*WHAT IS ASKED*. Can you retype every record below exactly as written?

*DATA PROVIDED*.
################
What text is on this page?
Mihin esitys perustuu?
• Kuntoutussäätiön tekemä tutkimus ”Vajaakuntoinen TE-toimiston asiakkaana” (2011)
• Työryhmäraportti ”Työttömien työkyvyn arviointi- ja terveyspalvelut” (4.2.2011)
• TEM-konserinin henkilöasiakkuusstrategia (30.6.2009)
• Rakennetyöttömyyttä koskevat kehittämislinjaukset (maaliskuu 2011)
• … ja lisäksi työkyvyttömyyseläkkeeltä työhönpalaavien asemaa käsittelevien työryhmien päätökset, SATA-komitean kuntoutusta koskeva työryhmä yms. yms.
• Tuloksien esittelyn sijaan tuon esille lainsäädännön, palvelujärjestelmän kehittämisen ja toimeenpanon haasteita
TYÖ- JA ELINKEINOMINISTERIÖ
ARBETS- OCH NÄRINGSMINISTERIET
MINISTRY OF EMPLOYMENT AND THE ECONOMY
################
*OUTPUT FOR THIS TASK*.
What text is on this page?
Mihin esitys perustuu?
• Kuntoutussäätiön tekemä tutkimus ”Vajaakuntoinen TE-toimiston asiakkaana” (2011)
• Työryhmäraportti ”Työttömien työkyvyn arviointi- ja terveyspalvelut” (4.2.2011)
• TEM-konserinin henkilöasiakkuusstrategia (30.6.2009)
• Rakennetyöttömyyttä koskevat kehittämislinjaukset (maaliskuu 2011)
• … ja lisäksi työkyvyttömyyseläkkeeltä työhönpalaavien asemaa käsittelevien työryhmien päätökset, SATA-komitean kuntoutusta koskeva työryhmä yms. yms.
• Tuloksien esittelyn sijaan tuon esille lainsäädännön, palvelujärjestelmän kehittämisen ja toimeenpanon haasteita
TYÖ- JA ELINKEINOMINISTERIÖ
ARBETS- OCH NÄRINGSMINISTERIET
MINISTRY OF EMPLOYMENT AND THE ECONOMY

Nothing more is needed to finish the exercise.